Written exercise: Repeat exactly the stretch of lines that starts with the one containing "Enumerate this screenshot's" and ends with the last line of the material. Leave out pictures.

Data to use:
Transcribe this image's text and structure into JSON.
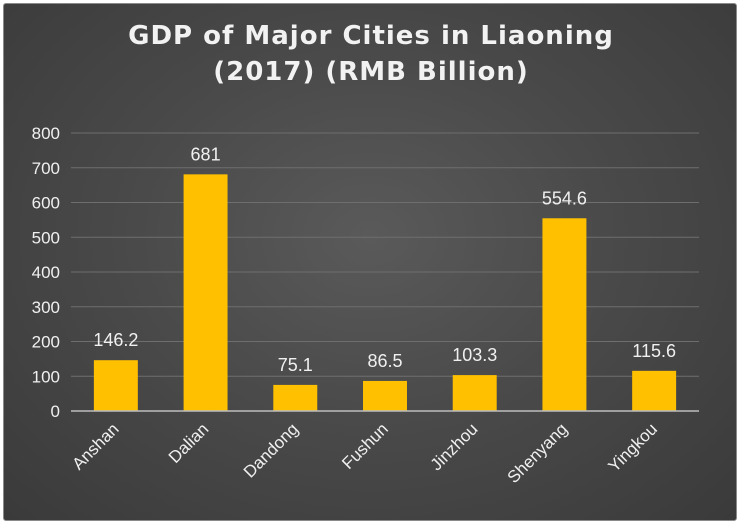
{
  "chart_data": {
    "type": "bar",
    "title_lines": [
      "GDP of Major Cities in Liaoning",
      "(2017) (RMB Billion)"
    ],
    "categories": [
      "Anshan",
      "Dalian",
      "Dandong",
      "Fushun",
      "Jinzhou",
      "Shenyang",
      "Yingkou"
    ],
    "values": [
      146.2,
      681,
      75.1,
      86.5,
      103.3,
      554.6,
      115.6
    ],
    "value_labels": [
      "146.2",
      "681",
      "75.1",
      "86.5",
      "103.3",
      "554.6",
      "115.6"
    ],
    "y_ticks": [
      "0",
      "100",
      "200",
      "300",
      "400",
      "500",
      "600",
      "700",
      "800"
    ],
    "ylim": [
      0,
      800
    ],
    "grid": true,
    "bar_color": "#FFC000",
    "background_color": "#484848",
    "text_color": "#F0F0F0"
  }
}
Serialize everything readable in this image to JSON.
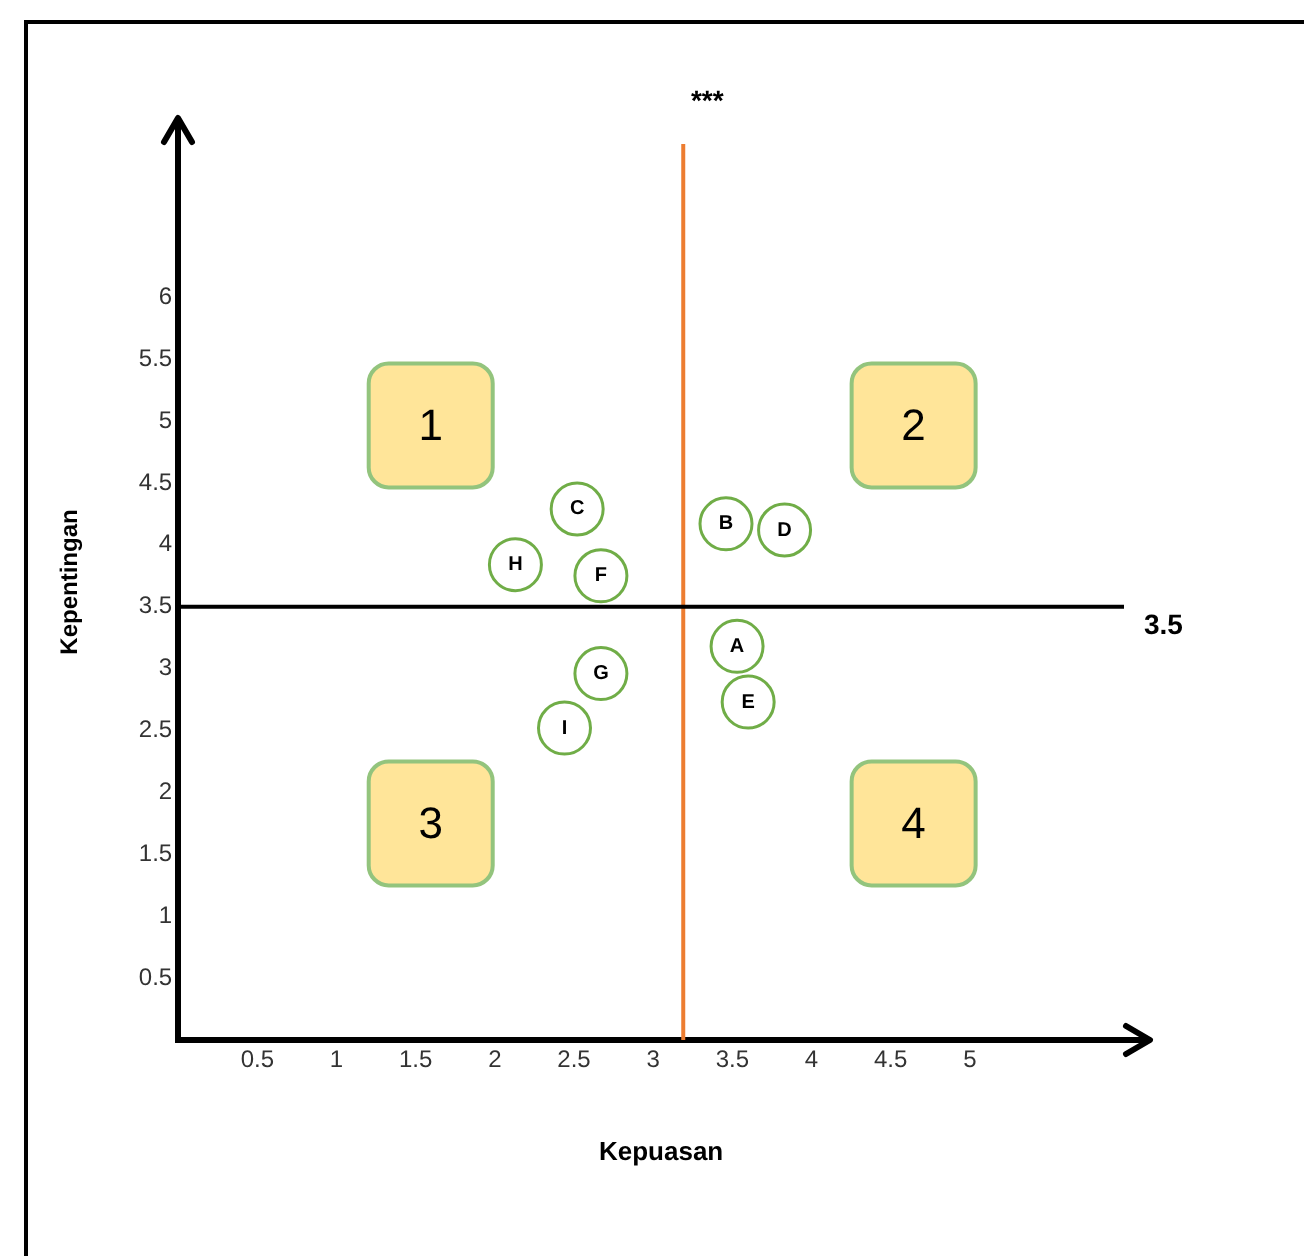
{
  "chart_data": {
    "type": "scatter",
    "xlabel": "Kepuasan",
    "ylabel": "Kepentingan",
    "x": [
      3.53,
      3.46,
      2.52,
      3.83,
      3.6,
      2.67,
      2.67,
      2.13,
      2.44
    ],
    "values": [
      3.18,
      4.17,
      4.29,
      4.12,
      2.73,
      3.75,
      2.96,
      3.84,
      2.52
    ],
    "value_labels": [
      "A",
      "B",
      "C",
      "D",
      "E",
      "F",
      "G",
      "H",
      "I"
    ],
    "color": "#70ad47",
    "marker": "circle",
    "grid": false,
    "legend": false,
    "xlim": [
      0,
      6.1
    ],
    "ylim": [
      0,
      7.4
    ],
    "xticks": [
      0.5,
      1,
      1.5,
      2,
      2.5,
      3,
      3.5,
      4,
      4.5,
      5
    ],
    "yticks": [
      0.5,
      1,
      1.5,
      2,
      2.5,
      3,
      3.5,
      4,
      4.5,
      5,
      5.5,
      6
    ],
    "ref_lines": [
      {
        "axis": "x",
        "value": 3.19,
        "label": "***",
        "color": "#ed7d31"
      },
      {
        "axis": "y",
        "value": 3.5,
        "label": "3.5",
        "color": "#000000"
      }
    ],
    "annotations": [
      "1",
      "2",
      "3",
      "4"
    ]
  }
}
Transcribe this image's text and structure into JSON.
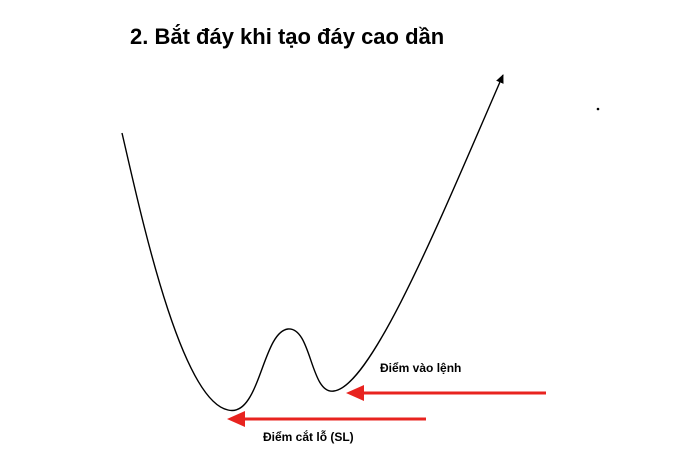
{
  "title": "2. Bắt đáy khi tạo đáy cao dần",
  "labels": {
    "entry": "Điểm vào lệnh",
    "stop_loss": "Điểm cắt lỗ (SL)"
  },
  "colors": {
    "curve": "#000000",
    "arrow": "#e8231f",
    "text": "#000000"
  }
}
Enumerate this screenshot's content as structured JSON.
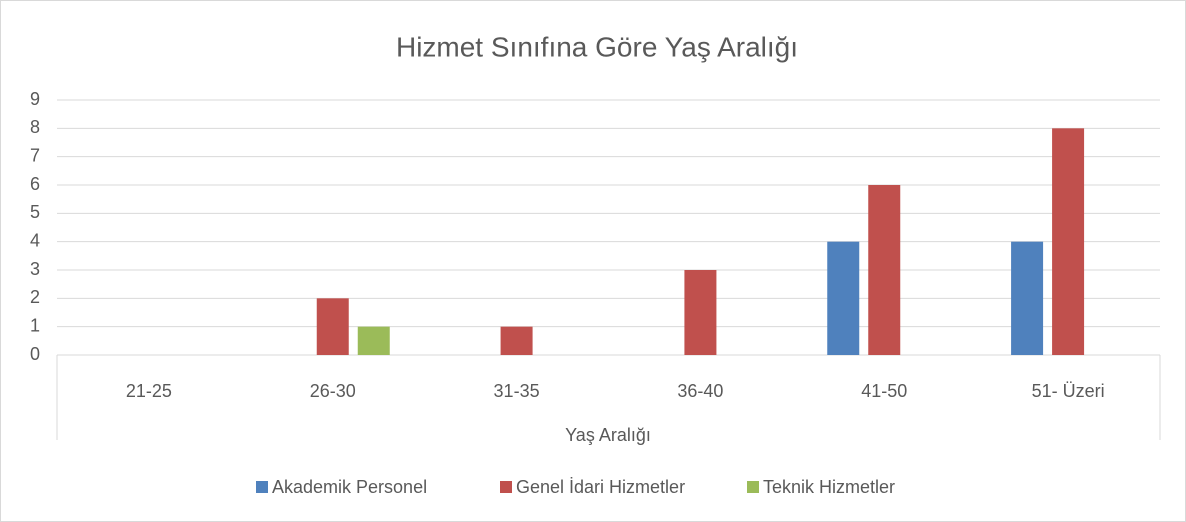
{
  "chart_data": {
    "type": "bar",
    "title": "Hizmet Sınıfına Göre Yaş Aralığı",
    "x_label": "Yaş Aralığı",
    "categories": [
      "21-25",
      "26-30",
      "31-35",
      "36-40",
      "41-50",
      "51- Üzeri"
    ],
    "series": [
      {
        "name": "Akademik Personel",
        "color": "#4f81bd",
        "values": [
          0,
          0,
          0,
          0,
          4,
          4
        ]
      },
      {
        "name": "Genel İdari Hizmetler",
        "color": "#c0504d",
        "values": [
          0,
          2,
          1,
          3,
          6,
          8
        ]
      },
      {
        "name": "Teknik Hizmetler",
        "color": "#9bbb59",
        "values": [
          0,
          1,
          0,
          0,
          0,
          0
        ]
      }
    ],
    "ylim": [
      0,
      9
    ],
    "yticks": [
      0,
      1,
      2,
      3,
      4,
      5,
      6,
      7,
      8,
      9
    ],
    "grid": true,
    "legend": "bottom"
  }
}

Finished answer:
Enumerate this screenshot's content as structured JSON.
{
  "chart_data": {
    "type": "bar",
    "title": "Hizmet Sınıfına Göre Yaş Aralığı",
    "x_label": "Yaş Aralığı",
    "categories": [
      "21-25",
      "26-30",
      "31-35",
      "36-40",
      "41-50",
      "51- Üzeri"
    ],
    "series": [
      {
        "name": "Akademik Personel",
        "color": "#4f81bd",
        "values": [
          0,
          0,
          0,
          0,
          4,
          4
        ]
      },
      {
        "name": "Genel İdari Hizmetler",
        "color": "#c0504d",
        "values": [
          0,
          2,
          1,
          3,
          6,
          8
        ]
      },
      {
        "name": "Teknik Hizmetler",
        "color": "#9bbb59",
        "values": [
          0,
          1,
          0,
          0,
          0,
          0
        ]
      }
    ],
    "ylim": [
      0,
      9
    ],
    "yticks": [
      0,
      1,
      2,
      3,
      4,
      5,
      6,
      7,
      8,
      9
    ],
    "grid": true,
    "legend": "bottom"
  }
}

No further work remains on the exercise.